THE PROBLEM: In your copy, leave out the pictures; write out all the data exactly.

[Data records]
# # #

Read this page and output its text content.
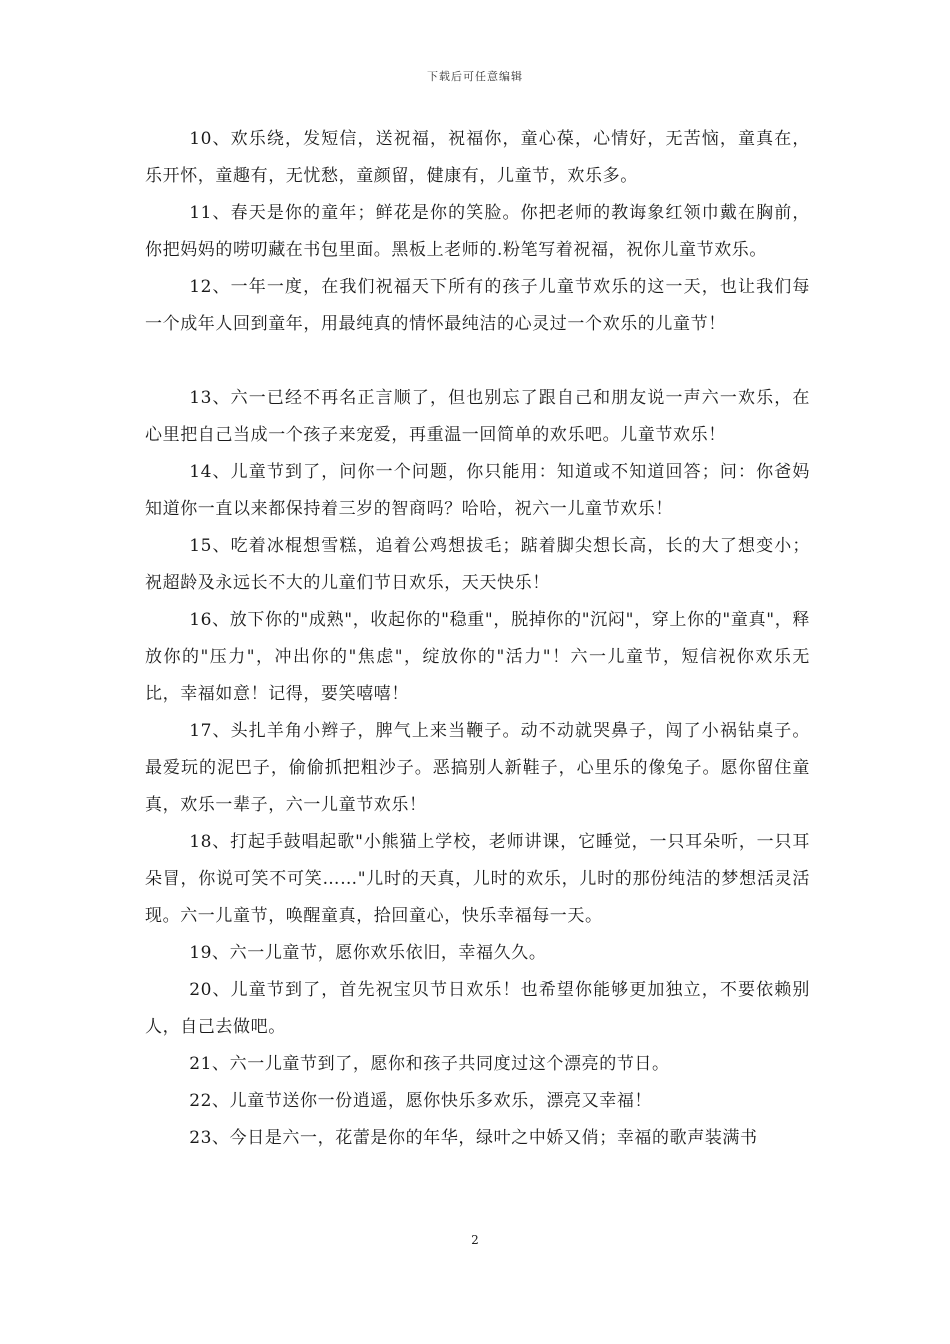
下载后可任意编辑

10、欢乐绕，发短信，送祝福，祝福你，童心葆，心情好，无苦恼，童真在，乐开怀，童趣有，无忧愁，童颜留，健康有，儿童节，欢乐多。

11、春天是你的童年；鲜花是你的笑脸。你把老师的教诲象红领巾戴在胸前，你把妈妈的唠叨藏在书包里面。黑板上老师的.粉笔写着祝福，祝你儿童节欢乐。

12、一年一度，在我们祝福天下所有的孩子儿童节欢乐的这一天，也让我们每一个成年人回到童年，用最纯真的情怀最纯洁的心灵过一个欢乐的儿童节！

13、六一已经不再名正言顺了，但也别忘了跟自己和朋友说一声六一欢乐，在心里把自己当成一个孩子来宠爱，再重温一回简单的欢乐吧。儿童节欢乐！

14、儿童节到了，问你一个问题，你只能用：知道或不知道回答；问：你爸妈知道你一直以来都保持着三岁的智商吗？哈哈，祝六一儿童节欢乐！

15、吃着冰棍想雪糕，追着公鸡想拔毛；踮着脚尖想长高，长的大了想变小；祝超龄及永远长不大的儿童们节日欢乐，天天快乐！

16、放下你的"成熟"，收起你的"稳重"，脱掉你的"沉闷"，穿上你的"童真"，释放你的"压力"，冲出你的"焦虑"，绽放你的"活力"！六一儿童节，短信祝你欢乐无比，幸福如意！记得，要笑嘻嘻！

17、头扎羊角小辫子，脾气上来当鞭子。动不动就哭鼻子，闯了小祸钻桌子。最爱玩的泥巴子，偷偷抓把粗沙子。恶搞别人新鞋子，心里乐的像兔子。愿你留住童真，欢乐一辈子，六一儿童节欢乐！

18、打起手鼓唱起歌"小熊猫上学校，老师讲课，它睡觉，一只耳朵听，一只耳朵冒，你说可笑不可笑……"儿时的天真，儿时的欢乐，儿时的那份纯洁的梦想活灵活现。六一儿童节，唤醒童真，拾回童心，快乐幸福每一天。

19、六一儿童节，愿你欢乐依旧，幸福久久。

20、儿童节到了，首先祝宝贝节日欢乐！也希望你能够更加独立，不要依赖别人，自己去做吧。

21、六一儿童节到了，愿你和孩子共同度过这个漂亮的节日。

22、儿童节送你一份逍遥，愿你快乐多欢乐，漂亮又幸福！

23、今日是六一，花蕾是你的年华，绿叶之中娇又俏；幸福的歌声装满书

2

# # #

RESPONSE TO THIS TASK:
Read this page and output its text content.
下载后可任意编辑

10、欢乐绕，发短信，送祝福，祝福你，童心葆，心情好，无苦恼，童真在，乐开怀，童趣有，无忧愁，童颜留，健康有，儿童节，欢乐多。

11、春天是你的童年；鲜花是你的笑脸。你把老师的教诲象红领巾戴在胸前，你把妈妈的唠叨藏在书包里面。黑板上老师的.粉笔写着祝福，祝你儿童节欢乐。

12、一年一度，在我们祝福天下所有的孩子儿童节欢乐的这一天，也让我们每一个成年人回到童年，用最纯真的情怀最纯洁的心灵过一个欢乐的儿童节！

13、六一已经不再名正言顺了，但也别忘了跟自己和朋友说一声六一欢乐，在心里把自己当成一个孩子来宠爱，再重温一回简单的欢乐吧。儿童节欢乐！

14、儿童节到了，问你一个问题，你只能用：知道或不知道回答；问：你爸妈知道你一直以来都保持着三岁的智商吗？哈哈，祝六一儿童节欢乐！

15、吃着冰棍想雪糕，追着公鸡想拔毛；踮着脚尖想长高，长的大了想变小；祝超龄及永远长不大的儿童们节日欢乐，天天快乐！

16、放下你的"成熟"，收起你的"稳重"，脱掉你的"沉闷"，穿上你的"童真"，释放你的"压力"，冲出你的"焦虑"，绽放你的"活力"！六一儿童节，短信祝你欢乐无比，幸福如意！记得，要笑嘻嘻！

17、头扎羊角小辫子，脾气上来当鞭子。动不动就哭鼻子，闯了小祸钻桌子。最爱玩的泥巴子，偷偷抓把粗沙子。恶搞别人新鞋子，心里乐的像兔子。愿你留住童真，欢乐一辈子，六一儿童节欢乐！

18、打起手鼓唱起歌"小熊猫上学校，老师讲课，它睡觉，一只耳朵听，一只耳朵冒，你说可笑不可笑……"儿时的天真，儿时的欢乐，儿时的那份纯洁的梦想活灵活现。六一儿童节，唤醒童真，拾回童心，快乐幸福每一天。

19、六一儿童节，愿你欢乐依旧，幸福久久。

20、儿童节到了，首先祝宝贝节日欢乐！也希望你能够更加独立，不要依赖别人，自己去做吧。

21、六一儿童节到了，愿你和孩子共同度过这个漂亮的节日。

22、儿童节送你一份逍遥，愿你快乐多欢乐，漂亮又幸福！

23、今日是六一，花蕾是你的年华，绿叶之中娇又俏；幸福的歌声装满书

2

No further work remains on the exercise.